START

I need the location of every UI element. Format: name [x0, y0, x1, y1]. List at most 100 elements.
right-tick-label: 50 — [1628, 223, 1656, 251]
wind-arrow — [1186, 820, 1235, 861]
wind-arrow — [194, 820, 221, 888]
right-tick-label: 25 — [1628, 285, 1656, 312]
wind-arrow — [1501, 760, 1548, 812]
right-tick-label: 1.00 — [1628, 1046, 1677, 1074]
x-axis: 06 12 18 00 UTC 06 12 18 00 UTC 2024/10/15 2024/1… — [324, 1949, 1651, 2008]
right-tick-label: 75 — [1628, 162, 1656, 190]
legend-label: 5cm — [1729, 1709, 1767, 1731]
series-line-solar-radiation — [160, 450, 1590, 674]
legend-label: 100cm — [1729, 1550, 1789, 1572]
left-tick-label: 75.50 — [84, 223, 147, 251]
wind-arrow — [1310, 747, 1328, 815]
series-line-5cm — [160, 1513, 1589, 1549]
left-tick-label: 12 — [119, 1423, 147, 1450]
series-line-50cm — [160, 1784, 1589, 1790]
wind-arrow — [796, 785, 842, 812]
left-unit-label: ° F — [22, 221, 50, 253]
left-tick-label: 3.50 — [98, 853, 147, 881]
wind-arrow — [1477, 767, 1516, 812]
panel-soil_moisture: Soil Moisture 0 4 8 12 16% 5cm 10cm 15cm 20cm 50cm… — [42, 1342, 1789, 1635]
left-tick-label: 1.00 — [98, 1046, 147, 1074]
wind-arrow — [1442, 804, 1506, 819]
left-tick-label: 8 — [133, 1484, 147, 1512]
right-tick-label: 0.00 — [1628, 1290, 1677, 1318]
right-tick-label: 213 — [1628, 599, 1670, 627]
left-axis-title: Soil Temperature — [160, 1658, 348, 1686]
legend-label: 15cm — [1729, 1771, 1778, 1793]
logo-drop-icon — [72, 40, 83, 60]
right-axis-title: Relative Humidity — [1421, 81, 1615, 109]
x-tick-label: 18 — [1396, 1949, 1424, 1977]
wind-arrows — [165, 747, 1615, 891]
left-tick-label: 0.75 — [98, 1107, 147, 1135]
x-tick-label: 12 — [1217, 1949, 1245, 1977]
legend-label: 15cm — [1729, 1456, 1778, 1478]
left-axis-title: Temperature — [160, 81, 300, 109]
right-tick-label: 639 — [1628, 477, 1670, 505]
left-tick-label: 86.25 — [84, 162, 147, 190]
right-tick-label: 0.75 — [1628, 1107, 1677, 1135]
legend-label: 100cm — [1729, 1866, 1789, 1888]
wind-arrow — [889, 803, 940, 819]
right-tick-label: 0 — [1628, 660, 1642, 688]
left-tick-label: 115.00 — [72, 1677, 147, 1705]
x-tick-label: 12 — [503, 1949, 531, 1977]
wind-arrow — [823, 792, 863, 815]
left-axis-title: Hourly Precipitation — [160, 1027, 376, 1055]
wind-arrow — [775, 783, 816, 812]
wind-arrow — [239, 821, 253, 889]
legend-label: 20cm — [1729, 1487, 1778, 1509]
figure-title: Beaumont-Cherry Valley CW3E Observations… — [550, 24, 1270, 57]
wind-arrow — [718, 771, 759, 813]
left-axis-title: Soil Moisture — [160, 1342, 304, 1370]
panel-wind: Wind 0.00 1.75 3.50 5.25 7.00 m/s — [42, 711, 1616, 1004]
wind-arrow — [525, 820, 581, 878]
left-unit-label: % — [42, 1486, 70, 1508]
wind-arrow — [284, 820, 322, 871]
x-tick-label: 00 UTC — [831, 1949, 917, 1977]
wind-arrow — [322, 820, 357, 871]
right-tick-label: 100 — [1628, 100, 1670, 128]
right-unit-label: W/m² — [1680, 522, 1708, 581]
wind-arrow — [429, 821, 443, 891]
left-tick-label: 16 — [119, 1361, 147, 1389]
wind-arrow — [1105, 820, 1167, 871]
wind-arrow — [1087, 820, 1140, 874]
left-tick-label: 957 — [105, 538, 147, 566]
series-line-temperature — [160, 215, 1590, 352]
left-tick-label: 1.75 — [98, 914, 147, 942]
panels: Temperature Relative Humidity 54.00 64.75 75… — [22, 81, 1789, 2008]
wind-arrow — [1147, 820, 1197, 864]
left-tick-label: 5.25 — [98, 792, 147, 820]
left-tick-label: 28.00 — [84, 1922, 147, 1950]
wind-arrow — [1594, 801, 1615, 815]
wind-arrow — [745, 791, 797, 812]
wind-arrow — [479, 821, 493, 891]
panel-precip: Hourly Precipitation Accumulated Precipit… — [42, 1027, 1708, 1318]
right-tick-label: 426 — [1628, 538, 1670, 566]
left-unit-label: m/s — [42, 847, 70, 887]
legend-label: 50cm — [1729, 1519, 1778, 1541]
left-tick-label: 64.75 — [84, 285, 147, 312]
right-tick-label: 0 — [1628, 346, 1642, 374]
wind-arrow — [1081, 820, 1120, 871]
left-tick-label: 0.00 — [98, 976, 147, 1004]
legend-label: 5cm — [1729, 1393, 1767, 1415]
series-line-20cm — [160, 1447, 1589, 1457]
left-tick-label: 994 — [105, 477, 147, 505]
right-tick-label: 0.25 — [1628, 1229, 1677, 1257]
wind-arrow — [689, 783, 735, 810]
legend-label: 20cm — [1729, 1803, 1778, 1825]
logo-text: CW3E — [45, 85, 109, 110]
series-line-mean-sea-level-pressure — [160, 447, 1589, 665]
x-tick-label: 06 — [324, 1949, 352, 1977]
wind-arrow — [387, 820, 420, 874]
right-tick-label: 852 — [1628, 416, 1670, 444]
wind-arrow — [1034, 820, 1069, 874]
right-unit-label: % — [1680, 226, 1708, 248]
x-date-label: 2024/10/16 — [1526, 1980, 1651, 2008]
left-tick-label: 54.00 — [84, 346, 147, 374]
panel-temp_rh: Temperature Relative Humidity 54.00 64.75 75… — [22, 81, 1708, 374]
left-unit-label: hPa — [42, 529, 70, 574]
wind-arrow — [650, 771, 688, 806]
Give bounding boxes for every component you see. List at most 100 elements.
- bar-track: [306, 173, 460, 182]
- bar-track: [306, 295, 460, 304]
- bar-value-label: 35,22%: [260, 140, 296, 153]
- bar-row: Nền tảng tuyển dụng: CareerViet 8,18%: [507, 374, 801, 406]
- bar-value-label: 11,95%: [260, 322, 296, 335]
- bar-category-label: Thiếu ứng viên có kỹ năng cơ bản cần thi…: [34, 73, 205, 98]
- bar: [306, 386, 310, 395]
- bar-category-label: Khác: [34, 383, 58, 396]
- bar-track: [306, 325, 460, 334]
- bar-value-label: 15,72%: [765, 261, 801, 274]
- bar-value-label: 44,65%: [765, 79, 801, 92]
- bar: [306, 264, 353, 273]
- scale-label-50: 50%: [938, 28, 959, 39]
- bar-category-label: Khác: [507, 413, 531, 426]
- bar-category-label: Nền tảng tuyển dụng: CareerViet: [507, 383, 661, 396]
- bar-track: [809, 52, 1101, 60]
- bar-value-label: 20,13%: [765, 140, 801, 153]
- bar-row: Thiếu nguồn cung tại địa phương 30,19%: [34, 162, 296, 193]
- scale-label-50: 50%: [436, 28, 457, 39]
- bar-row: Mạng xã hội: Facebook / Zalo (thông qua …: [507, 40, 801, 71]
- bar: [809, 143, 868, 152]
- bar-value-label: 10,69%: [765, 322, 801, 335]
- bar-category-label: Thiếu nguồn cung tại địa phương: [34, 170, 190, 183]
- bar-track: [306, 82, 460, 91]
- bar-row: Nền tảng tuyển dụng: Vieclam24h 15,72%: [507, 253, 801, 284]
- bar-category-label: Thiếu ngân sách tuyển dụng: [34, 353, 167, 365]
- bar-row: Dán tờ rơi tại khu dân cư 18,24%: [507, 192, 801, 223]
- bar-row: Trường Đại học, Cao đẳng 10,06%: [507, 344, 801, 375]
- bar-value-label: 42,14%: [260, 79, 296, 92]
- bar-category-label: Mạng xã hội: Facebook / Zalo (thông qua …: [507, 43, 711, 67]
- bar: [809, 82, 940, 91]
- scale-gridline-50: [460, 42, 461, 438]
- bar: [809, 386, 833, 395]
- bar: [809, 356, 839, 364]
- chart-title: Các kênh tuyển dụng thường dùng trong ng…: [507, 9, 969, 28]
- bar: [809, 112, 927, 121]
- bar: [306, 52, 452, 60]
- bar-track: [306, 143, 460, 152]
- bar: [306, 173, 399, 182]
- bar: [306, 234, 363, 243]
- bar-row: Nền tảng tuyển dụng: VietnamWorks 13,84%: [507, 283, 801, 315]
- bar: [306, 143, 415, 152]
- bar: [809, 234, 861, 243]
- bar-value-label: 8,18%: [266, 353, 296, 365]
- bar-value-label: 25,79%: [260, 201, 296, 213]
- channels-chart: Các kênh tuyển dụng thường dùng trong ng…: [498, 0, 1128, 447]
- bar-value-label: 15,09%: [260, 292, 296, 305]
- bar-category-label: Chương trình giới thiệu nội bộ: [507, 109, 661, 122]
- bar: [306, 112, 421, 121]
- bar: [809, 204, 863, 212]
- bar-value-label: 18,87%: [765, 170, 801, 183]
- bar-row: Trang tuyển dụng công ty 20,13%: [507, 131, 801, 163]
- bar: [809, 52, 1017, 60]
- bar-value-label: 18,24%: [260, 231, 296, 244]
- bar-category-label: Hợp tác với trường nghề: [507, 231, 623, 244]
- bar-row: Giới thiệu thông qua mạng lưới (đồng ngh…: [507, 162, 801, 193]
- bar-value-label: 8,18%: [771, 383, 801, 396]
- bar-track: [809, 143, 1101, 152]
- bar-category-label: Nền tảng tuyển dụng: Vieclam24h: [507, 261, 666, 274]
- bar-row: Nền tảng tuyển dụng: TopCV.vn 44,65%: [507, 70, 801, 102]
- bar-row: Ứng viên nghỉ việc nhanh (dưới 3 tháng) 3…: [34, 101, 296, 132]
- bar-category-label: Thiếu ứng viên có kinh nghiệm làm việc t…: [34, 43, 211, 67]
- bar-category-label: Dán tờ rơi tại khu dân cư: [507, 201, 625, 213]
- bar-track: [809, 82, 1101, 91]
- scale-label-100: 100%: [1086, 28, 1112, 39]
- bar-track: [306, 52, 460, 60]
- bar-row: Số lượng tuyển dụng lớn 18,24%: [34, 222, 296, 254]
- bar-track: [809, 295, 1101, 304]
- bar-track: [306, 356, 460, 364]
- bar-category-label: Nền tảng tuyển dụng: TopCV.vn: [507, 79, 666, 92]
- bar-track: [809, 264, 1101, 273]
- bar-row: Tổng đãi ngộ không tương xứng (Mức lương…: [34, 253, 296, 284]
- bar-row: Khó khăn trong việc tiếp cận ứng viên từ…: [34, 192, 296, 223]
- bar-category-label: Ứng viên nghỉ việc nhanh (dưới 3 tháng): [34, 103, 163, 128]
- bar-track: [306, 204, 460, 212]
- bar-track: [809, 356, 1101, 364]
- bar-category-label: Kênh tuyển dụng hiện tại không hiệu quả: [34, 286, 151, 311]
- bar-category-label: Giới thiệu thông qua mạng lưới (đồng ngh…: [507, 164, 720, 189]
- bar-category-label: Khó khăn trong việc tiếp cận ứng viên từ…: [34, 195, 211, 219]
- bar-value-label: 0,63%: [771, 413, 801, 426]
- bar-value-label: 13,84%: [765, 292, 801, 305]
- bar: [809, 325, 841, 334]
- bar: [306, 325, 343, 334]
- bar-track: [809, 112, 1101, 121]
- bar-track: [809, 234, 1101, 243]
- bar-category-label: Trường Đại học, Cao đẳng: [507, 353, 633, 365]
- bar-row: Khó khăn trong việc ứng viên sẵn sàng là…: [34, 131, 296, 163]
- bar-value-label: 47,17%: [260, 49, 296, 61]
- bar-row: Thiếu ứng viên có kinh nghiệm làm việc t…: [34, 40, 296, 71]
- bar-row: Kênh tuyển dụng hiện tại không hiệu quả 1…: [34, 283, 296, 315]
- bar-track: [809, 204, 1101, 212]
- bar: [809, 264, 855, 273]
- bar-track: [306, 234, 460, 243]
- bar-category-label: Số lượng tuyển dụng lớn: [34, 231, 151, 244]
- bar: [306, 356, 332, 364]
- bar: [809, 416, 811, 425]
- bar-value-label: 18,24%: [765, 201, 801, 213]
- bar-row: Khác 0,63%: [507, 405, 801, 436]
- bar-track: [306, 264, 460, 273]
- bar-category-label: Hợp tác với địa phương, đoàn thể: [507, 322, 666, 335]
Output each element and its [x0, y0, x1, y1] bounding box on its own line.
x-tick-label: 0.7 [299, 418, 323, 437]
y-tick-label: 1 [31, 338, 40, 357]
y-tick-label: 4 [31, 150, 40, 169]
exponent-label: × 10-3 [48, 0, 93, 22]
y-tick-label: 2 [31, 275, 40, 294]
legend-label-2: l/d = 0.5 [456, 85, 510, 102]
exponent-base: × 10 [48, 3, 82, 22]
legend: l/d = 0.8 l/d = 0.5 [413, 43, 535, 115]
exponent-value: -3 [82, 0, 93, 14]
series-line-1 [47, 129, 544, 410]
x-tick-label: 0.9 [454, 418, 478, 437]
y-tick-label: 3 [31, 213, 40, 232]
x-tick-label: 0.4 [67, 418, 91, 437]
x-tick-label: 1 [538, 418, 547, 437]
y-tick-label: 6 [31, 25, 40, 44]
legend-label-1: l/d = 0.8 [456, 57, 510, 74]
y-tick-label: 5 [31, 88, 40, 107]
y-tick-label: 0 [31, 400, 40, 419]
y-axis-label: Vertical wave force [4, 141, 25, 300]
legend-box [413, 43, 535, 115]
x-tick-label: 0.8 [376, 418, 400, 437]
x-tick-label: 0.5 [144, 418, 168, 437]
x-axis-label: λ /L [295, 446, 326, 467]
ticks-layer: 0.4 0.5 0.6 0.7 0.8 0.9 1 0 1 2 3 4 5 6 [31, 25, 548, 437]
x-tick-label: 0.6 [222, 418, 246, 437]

END

TASK INSTRUCTIONS - Reproduce the data verbatim from its first line up to and including the line containing "right-tick-label: 1.00 —".

RESPONSE -
I need the location of every UI element. Format: name [x0, y0, x1, y1]. List at most 100 elements.
right-tick-label: 50 — [1628, 223, 1656, 251]
wind-arrow — [1186, 820, 1235, 861]
wind-arrow — [194, 820, 221, 888]
right-tick-label: 25 — [1628, 285, 1656, 312]
wind-arrow — [1501, 760, 1548, 812]
right-tick-label: 1.00 — [1628, 1046, 1677, 1074]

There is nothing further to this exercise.